**What you need to do:** Transcribe exactly the lines from the one containing "Serialize everything readable" through the end of the data, both included. Leave out pictures.

**Dataset items:**

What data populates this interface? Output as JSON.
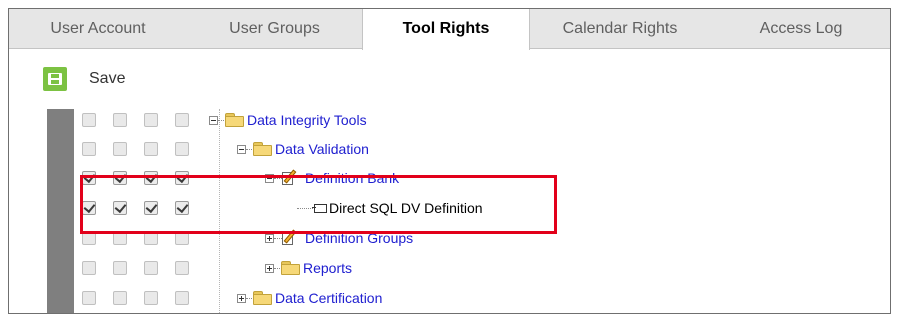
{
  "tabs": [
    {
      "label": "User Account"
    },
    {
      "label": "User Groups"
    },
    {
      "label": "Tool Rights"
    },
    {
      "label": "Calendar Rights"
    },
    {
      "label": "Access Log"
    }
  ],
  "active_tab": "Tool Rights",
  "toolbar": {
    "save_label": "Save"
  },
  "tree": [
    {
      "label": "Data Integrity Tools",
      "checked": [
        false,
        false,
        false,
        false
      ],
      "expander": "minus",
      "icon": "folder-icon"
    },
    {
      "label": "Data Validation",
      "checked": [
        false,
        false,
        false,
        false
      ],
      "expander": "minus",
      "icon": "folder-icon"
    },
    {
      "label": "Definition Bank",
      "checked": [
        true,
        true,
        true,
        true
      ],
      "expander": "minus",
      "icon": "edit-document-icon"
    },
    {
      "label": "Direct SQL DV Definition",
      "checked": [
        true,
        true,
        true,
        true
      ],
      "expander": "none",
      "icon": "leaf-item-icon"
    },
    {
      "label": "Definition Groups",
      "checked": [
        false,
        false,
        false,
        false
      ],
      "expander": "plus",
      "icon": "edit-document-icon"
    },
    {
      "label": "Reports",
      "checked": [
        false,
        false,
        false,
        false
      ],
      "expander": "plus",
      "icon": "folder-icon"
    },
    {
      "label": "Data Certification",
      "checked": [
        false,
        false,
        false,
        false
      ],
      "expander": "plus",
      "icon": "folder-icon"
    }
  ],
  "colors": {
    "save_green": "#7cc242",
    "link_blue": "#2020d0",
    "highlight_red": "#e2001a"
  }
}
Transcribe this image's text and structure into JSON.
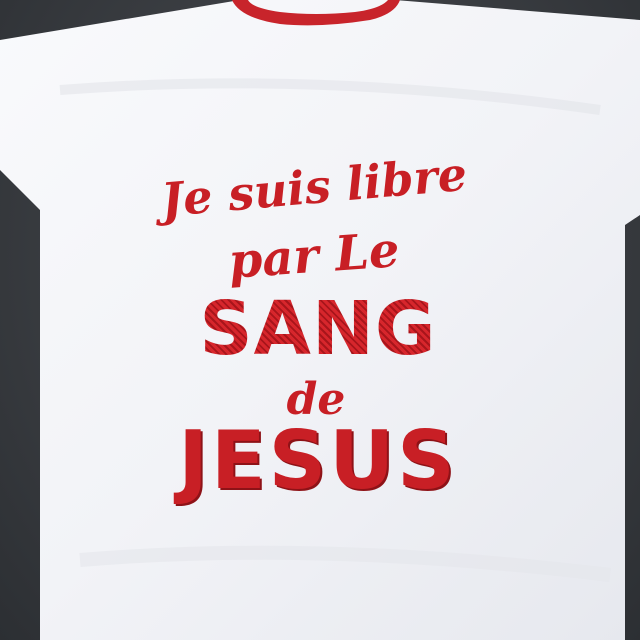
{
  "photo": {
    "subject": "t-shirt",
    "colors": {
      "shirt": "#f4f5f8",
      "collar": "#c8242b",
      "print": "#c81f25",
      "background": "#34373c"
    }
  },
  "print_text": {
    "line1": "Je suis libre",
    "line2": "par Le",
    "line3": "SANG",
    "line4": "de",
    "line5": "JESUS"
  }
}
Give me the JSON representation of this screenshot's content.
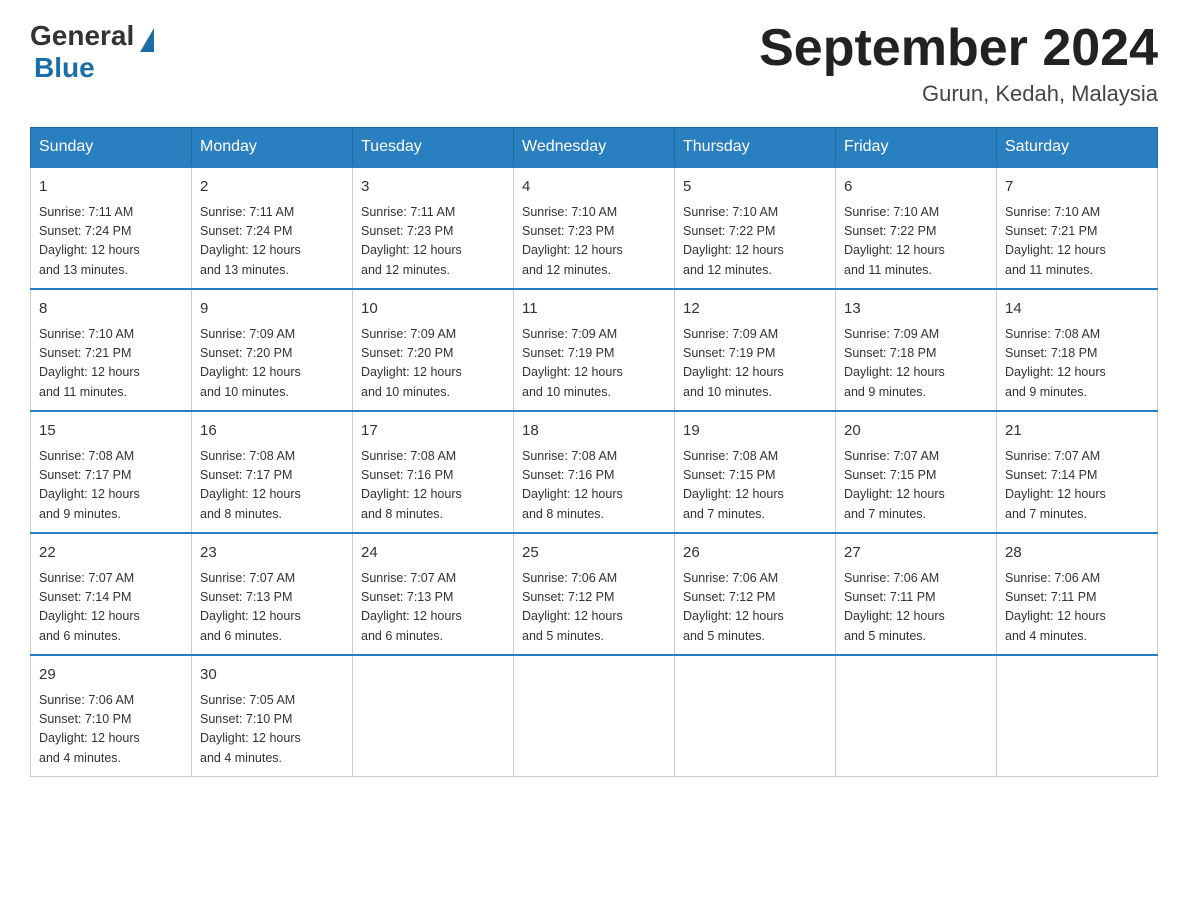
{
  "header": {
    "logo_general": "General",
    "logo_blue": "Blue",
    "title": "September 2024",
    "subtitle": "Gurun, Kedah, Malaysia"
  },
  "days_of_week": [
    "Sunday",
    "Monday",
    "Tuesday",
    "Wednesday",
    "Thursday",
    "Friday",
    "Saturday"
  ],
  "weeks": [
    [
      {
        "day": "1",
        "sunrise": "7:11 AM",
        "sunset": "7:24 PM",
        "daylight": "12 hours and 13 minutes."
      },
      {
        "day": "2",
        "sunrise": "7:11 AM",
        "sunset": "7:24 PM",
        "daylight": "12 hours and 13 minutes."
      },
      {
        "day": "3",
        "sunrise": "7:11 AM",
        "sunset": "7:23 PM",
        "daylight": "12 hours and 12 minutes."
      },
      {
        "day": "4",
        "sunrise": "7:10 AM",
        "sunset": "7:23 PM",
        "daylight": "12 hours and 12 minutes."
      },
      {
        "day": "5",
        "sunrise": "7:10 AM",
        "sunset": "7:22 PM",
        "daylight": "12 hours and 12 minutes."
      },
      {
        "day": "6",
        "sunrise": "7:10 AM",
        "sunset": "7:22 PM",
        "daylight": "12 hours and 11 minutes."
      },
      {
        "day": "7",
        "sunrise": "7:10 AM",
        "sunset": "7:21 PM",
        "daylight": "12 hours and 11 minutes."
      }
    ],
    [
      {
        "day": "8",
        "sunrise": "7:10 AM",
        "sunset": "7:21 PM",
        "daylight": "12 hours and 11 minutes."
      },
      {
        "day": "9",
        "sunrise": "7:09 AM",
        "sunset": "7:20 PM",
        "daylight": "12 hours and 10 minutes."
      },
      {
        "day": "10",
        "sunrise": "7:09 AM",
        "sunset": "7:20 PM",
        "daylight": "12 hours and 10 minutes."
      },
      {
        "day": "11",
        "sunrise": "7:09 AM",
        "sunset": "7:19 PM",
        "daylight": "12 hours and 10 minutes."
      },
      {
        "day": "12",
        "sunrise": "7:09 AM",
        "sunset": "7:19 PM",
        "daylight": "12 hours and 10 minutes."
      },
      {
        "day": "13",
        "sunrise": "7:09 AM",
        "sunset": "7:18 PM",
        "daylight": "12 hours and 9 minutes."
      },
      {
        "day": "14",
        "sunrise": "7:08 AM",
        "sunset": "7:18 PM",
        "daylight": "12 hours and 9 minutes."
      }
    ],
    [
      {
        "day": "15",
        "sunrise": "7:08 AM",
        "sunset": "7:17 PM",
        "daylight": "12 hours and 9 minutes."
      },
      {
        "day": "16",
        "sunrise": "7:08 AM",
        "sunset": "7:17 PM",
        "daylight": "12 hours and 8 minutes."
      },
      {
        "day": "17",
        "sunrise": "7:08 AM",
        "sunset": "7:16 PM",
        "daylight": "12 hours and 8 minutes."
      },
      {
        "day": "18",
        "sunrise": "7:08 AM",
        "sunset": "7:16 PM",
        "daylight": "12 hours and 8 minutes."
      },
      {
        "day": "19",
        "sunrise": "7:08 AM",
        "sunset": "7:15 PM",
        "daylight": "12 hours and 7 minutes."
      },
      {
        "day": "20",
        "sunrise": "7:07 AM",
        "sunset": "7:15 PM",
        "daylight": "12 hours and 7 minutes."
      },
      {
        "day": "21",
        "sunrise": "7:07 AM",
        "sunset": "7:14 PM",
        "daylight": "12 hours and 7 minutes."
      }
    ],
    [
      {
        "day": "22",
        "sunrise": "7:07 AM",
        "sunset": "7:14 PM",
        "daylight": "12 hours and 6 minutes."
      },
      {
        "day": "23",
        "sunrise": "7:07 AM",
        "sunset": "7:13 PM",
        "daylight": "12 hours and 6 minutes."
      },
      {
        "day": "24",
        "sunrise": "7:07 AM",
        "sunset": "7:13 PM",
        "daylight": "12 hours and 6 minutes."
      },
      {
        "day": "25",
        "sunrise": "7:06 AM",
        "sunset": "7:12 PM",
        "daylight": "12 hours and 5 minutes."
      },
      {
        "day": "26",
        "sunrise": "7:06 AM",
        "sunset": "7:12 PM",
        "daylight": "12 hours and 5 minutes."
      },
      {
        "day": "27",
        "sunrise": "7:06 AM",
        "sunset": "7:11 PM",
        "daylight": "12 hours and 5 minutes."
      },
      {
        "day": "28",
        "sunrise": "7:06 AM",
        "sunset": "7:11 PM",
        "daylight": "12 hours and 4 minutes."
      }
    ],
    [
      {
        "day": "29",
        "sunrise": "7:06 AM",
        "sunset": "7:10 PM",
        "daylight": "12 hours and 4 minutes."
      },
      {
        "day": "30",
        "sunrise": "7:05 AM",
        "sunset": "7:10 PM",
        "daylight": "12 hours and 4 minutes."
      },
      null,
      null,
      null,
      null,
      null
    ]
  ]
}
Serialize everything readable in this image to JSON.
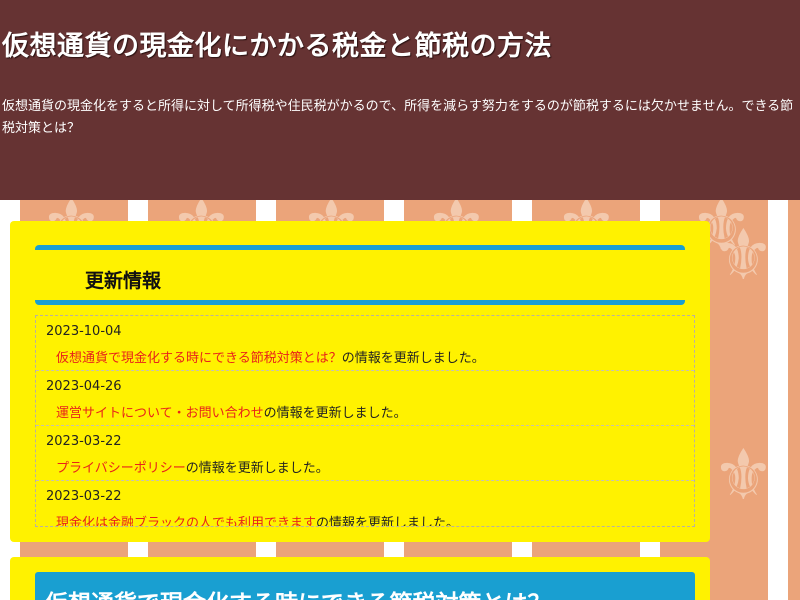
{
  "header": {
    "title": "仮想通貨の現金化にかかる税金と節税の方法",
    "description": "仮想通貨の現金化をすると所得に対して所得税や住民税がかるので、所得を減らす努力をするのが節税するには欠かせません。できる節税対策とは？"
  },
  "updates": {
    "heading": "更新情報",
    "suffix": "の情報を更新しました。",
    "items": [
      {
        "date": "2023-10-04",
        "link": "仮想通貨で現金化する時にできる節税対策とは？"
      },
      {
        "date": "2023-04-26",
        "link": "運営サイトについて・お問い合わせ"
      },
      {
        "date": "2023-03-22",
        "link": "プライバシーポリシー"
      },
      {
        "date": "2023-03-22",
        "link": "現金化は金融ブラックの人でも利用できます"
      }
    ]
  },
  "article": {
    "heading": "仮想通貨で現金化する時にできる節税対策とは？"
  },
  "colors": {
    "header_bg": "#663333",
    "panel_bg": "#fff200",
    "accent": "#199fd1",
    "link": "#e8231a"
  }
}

**Solved problem:**
Serialize everything readable in this image to JSON.
{
  "header": {
    "title": "仮想通貨の現金化にかかる税金と節税の方法",
    "description": "仮想通貨の現金化をすると所得に対して所得税や住民税がかるので、所得を減らす努力をするのが節税するには欠かせません。できる節税対策とは？"
  },
  "updates": {
    "heading": "更新情報",
    "suffix": "の情報を更新しました。",
    "items": [
      {
        "date": "2023-10-04",
        "link": "仮想通貨で現金化する時にできる節税対策とは？"
      },
      {
        "date": "2023-04-26",
        "link": "運営サイトについて・お問い合わせ"
      },
      {
        "date": "2023-03-22",
        "link": "プライバシーポリシー"
      },
      {
        "date": "2023-03-22",
        "link": "現金化は金融ブラックの人でも利用できます"
      }
    ]
  },
  "article": {
    "heading": "仮想通貨で現金化する時にできる節税対策とは？"
  },
  "colors": {
    "header_bg": "#663333",
    "panel_bg": "#fff200",
    "accent": "#199fd1",
    "link": "#e8231a"
  }
}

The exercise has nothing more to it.